## Description of the task
Reproduce all of the data that follows, character for character.

## Material for this exercise
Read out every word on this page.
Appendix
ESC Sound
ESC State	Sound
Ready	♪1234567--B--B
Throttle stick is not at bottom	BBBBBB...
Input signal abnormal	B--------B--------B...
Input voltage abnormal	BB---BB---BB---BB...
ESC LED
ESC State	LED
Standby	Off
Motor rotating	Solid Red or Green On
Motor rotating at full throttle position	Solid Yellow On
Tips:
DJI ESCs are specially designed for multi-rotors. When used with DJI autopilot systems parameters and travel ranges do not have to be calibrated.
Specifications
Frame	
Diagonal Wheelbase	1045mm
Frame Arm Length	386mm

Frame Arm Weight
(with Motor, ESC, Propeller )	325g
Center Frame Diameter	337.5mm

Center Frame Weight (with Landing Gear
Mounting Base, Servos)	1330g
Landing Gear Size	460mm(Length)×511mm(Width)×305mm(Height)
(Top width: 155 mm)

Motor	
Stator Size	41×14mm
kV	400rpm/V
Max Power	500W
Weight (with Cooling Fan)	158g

## Worked solution
Read out every word on this page.
Appendix
ESC Sound
ESC State	Sound
Ready	♪1234567--B--B
Throttle stick is not at bottom	BBBBBB...
Input signal abnormal	B--------B--------B...
Input voltage abnormal	BB---BB---BB---BB...
ESC LED
ESC State	LED
Standby	Off
Motor rotating	Solid Red or Green On
Motor rotating at full throttle position	Solid Yellow On
Tips:
DJI ESCs are specially designed for multi-rotors. When used with DJI autopilot systems parameters and travel ranges do not have to be calibrated.
Specifications
Frame	
Diagonal Wheelbase	1045mm
Frame Arm Length	386mm

Frame Arm Weight
(with Motor, ESC, Propeller )	325g
Center Frame Diameter	337.5mm

Center Frame Weight (with Landing Gear
Mounting Base, Servos)	1330g
Landing Gear Size	460mm(Length)×511mm(Width)×305mm(Height)
(Top width: 155 mm)

Motor	
Stator Size	41×14mm
kV	400rpm/V
Max Power	500W
Weight (with Cooling Fan)	158g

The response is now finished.